> **GOAL OF THE EXERCISE**
Repeat each line exactly, leaving nothing out.

> **DATA TO PROCESS**
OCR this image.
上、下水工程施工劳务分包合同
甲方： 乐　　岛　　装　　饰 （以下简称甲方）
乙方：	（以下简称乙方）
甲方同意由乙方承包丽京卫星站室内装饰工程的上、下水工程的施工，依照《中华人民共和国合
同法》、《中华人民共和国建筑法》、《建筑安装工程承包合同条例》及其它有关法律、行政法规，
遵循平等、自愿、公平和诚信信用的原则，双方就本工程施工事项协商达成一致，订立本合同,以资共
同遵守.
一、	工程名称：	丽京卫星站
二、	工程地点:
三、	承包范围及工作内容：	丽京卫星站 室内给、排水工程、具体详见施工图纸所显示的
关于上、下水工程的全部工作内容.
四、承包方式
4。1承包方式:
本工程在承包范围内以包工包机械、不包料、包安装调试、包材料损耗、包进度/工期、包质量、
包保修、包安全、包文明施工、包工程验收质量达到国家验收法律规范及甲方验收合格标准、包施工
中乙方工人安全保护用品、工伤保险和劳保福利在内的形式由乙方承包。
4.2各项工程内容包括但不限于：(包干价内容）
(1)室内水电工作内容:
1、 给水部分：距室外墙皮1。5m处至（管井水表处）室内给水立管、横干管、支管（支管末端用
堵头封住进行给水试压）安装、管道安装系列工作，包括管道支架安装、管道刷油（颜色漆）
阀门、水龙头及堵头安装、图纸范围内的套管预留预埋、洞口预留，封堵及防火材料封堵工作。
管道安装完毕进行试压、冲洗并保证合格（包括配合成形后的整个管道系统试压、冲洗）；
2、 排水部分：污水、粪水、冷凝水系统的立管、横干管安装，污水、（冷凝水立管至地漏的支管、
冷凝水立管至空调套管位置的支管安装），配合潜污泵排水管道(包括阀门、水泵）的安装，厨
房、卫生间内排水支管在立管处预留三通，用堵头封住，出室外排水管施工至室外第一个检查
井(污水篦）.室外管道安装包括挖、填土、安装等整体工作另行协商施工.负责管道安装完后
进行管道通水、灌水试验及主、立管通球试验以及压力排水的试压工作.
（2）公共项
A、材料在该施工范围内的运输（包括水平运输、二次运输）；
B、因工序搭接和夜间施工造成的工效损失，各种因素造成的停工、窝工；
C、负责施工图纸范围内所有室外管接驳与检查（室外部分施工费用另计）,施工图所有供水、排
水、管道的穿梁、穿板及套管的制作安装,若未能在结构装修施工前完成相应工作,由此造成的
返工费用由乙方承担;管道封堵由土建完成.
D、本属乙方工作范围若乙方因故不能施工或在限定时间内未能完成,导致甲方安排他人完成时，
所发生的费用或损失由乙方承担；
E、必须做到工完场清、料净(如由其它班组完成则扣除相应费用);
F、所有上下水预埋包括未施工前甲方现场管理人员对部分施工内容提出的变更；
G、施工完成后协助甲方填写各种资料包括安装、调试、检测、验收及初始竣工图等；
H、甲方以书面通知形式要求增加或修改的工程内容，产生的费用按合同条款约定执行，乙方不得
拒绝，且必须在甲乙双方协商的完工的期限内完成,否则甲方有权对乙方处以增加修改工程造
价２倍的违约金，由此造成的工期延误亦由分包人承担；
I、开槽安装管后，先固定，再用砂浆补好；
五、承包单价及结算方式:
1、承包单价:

> **RESULT OF THIS TASK**
OCR this image.
上、下水工程施工劳务分包合同
甲方： 乐　　岛　　装　　饰 （以下简称甲方）
乙方：	（以下简称乙方）
甲方同意由乙方承包丽京卫星站室内装饰工程的上、下水工程的施工，依照《中华人民共和国合
同法》、《中华人民共和国建筑法》、《建筑安装工程承包合同条例》及其它有关法律、行政法规，
遵循平等、自愿、公平和诚信信用的原则，双方就本工程施工事项协商达成一致，订立本合同,以资共
同遵守.
一、	工程名称：	丽京卫星站
二、	工程地点:
三、	承包范围及工作内容：	丽京卫星站 室内给、排水工程、具体详见施工图纸所显示的
关于上、下水工程的全部工作内容.
四、承包方式
4。1承包方式:
本工程在承包范围内以包工包机械、不包料、包安装调试、包材料损耗、包进度/工期、包质量、
包保修、包安全、包文明施工、包工程验收质量达到国家验收法律规范及甲方验收合格标准、包施工
中乙方工人安全保护用品、工伤保险和劳保福利在内的形式由乙方承包。
4.2各项工程内容包括但不限于：(包干价内容）
(1)室内水电工作内容:
1、 给水部分：距室外墙皮1。5m处至（管井水表处）室内给水立管、横干管、支管（支管末端用
堵头封住进行给水试压）安装、管道安装系列工作，包括管道支架安装、管道刷油（颜色漆）
阀门、水龙头及堵头安装、图纸范围内的套管预留预埋、洞口预留，封堵及防火材料封堵工作。
管道安装完毕进行试压、冲洗并保证合格（包括配合成形后的整个管道系统试压、冲洗）；
2、 排水部分：污水、粪水、冷凝水系统的立管、横干管安装，污水、（冷凝水立管至地漏的支管、
冷凝水立管至空调套管位置的支管安装），配合潜污泵排水管道(包括阀门、水泵）的安装，厨
房、卫生间内排水支管在立管处预留三通，用堵头封住，出室外排水管施工至室外第一个检查
井(污水篦）.室外管道安装包括挖、填土、安装等整体工作另行协商施工.负责管道安装完后
进行管道通水、灌水试验及主、立管通球试验以及压力排水的试压工作.
（2）公共项
A、材料在该施工范围内的运输（包括水平运输、二次运输）；
B、因工序搭接和夜间施工造成的工效损失，各种因素造成的停工、窝工；
C、负责施工图纸范围内所有室外管接驳与检查（室外部分施工费用另计）,施工图所有供水、排
水、管道的穿梁、穿板及套管的制作安装,若未能在结构装修施工前完成相应工作,由此造成的
返工费用由乙方承担;管道封堵由土建完成.
D、本属乙方工作范围若乙方因故不能施工或在限定时间内未能完成,导致甲方安排他人完成时，
所发生的费用或损失由乙方承担；
E、必须做到工完场清、料净(如由其它班组完成则扣除相应费用);
F、所有上下水预埋包括未施工前甲方现场管理人员对部分施工内容提出的变更；
G、施工完成后协助甲方填写各种资料包括安装、调试、检测、验收及初始竣工图等；
H、甲方以书面通知形式要求增加或修改的工程内容，产生的费用按合同条款约定执行，乙方不得
拒绝，且必须在甲乙双方协商的完工的期限内完成,否则甲方有权对乙方处以增加修改工程造
价２倍的违约金，由此造成的工期延误亦由分包人承担；
I、开槽安装管后，先固定，再用砂浆补好；
五、承包单价及结算方式:
1、承包单价:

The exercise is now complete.